Data extracted from a collection:
● ● ● ● ●

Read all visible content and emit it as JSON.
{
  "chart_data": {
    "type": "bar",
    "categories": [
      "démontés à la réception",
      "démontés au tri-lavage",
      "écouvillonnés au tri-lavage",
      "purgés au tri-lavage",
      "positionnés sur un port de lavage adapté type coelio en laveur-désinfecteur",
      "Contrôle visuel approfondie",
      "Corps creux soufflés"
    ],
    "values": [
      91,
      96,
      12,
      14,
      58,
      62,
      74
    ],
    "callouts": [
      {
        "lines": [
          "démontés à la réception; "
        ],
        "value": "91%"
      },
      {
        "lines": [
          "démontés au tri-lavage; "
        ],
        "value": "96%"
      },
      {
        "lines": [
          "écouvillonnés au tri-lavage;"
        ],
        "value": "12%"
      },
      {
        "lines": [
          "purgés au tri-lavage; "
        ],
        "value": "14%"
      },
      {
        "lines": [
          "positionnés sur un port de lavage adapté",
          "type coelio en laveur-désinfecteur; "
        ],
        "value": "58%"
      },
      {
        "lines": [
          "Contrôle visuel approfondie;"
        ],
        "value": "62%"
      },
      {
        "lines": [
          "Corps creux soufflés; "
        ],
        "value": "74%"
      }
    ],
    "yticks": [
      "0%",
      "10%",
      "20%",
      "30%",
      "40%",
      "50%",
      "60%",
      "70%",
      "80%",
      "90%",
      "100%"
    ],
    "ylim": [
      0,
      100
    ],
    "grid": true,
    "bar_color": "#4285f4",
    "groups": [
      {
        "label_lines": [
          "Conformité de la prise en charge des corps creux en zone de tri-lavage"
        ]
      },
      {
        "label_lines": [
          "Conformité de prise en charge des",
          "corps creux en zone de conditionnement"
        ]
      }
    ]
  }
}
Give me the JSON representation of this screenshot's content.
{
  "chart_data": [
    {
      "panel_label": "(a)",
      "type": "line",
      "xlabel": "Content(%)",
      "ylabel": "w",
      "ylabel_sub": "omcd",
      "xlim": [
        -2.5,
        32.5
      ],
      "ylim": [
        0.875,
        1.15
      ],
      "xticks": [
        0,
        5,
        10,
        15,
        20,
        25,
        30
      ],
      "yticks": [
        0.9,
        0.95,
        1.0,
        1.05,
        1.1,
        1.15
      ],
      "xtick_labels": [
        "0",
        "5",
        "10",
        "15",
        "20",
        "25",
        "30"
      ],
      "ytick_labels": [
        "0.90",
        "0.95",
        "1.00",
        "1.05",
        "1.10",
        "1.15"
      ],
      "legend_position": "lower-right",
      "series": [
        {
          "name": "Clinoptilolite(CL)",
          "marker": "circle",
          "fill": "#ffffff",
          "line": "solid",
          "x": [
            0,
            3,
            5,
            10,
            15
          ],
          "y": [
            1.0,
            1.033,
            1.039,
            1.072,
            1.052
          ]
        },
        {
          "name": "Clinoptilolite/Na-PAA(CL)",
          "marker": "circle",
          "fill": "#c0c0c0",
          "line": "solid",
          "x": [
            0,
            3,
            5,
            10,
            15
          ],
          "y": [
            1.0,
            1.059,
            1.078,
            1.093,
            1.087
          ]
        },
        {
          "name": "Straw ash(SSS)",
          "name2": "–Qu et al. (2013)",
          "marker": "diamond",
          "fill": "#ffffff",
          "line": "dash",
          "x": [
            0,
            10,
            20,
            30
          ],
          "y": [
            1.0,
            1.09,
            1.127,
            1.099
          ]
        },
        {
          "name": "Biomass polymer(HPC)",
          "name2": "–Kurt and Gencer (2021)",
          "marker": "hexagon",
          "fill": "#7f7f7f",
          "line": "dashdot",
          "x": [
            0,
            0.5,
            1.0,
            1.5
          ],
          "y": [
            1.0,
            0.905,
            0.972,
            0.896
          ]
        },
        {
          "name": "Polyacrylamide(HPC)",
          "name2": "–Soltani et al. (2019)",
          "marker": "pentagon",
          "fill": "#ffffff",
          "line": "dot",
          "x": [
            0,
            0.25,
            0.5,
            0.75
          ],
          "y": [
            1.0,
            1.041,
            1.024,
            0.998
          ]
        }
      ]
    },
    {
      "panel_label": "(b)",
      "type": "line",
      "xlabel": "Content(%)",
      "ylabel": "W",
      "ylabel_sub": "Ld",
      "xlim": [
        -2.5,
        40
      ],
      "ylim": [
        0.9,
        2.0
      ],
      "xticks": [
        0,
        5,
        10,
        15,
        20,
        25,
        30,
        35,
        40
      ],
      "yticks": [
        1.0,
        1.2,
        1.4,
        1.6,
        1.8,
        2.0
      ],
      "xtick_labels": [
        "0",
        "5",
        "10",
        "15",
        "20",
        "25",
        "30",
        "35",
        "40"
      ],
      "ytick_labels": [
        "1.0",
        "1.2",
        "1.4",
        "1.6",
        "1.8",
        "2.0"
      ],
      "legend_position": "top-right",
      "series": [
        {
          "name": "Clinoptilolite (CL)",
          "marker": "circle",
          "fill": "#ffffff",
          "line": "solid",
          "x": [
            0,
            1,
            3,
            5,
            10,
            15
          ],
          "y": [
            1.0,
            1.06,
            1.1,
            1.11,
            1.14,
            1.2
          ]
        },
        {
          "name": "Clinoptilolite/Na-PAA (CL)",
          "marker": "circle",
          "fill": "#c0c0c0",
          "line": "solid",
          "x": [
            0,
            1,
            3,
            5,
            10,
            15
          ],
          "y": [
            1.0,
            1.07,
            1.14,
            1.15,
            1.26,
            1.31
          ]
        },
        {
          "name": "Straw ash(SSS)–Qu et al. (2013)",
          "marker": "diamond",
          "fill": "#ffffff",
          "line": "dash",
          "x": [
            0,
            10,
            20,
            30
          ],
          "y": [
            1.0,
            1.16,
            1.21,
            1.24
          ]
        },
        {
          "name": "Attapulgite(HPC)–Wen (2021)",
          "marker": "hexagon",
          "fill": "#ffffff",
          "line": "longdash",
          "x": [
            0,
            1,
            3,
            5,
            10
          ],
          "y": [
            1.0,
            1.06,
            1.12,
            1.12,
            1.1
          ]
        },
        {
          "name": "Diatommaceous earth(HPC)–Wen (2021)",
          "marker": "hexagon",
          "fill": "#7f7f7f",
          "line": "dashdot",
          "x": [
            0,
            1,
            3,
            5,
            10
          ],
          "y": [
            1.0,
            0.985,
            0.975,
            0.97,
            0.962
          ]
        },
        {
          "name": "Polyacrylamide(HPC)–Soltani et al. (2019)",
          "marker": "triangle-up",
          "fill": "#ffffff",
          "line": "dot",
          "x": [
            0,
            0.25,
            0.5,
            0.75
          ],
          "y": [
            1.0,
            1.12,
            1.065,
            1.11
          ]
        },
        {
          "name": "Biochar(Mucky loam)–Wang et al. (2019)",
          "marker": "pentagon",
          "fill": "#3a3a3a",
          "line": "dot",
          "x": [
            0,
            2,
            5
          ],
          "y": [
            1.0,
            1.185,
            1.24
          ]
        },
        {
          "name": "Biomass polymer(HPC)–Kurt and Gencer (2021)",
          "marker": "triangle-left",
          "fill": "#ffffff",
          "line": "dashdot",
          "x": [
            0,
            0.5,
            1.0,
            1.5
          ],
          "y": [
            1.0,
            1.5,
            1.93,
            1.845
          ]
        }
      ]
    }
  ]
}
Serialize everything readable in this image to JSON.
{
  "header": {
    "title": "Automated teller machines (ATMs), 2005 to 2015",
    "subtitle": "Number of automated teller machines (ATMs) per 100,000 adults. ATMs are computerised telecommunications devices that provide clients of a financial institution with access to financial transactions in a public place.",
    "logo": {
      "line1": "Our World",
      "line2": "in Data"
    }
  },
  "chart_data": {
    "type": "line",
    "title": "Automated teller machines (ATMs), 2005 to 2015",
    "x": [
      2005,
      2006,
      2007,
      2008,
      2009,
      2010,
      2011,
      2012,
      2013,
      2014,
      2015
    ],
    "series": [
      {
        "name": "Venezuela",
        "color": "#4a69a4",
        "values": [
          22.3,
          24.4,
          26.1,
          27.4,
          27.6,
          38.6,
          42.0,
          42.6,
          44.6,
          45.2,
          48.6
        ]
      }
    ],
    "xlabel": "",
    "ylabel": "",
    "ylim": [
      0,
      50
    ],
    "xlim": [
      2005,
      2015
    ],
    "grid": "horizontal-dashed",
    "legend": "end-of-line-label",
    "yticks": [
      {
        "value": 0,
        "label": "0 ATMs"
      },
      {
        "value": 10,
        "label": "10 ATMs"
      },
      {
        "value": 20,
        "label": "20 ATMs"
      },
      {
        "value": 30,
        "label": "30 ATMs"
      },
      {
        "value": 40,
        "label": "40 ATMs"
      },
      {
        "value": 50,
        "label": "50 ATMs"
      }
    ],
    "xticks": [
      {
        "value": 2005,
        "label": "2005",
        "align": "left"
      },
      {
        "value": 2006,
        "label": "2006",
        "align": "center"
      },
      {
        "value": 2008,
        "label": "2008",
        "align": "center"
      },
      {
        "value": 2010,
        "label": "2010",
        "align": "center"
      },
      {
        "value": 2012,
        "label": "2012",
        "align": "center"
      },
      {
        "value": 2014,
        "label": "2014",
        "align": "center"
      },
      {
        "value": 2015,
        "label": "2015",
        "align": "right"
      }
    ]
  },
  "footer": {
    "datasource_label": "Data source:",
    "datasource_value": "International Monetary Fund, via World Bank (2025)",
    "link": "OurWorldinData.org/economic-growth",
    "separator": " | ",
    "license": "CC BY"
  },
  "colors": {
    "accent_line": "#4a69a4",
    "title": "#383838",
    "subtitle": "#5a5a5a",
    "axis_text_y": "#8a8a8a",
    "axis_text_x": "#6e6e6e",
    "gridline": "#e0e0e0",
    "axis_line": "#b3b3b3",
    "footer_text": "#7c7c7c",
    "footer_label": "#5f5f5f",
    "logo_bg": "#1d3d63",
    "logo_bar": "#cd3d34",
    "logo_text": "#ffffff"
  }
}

● ● ● ● ●

Goal of the exercise - Some lines of the data above may hold the word "creux"; report how many do, and nothing else.

Answer for the task - 4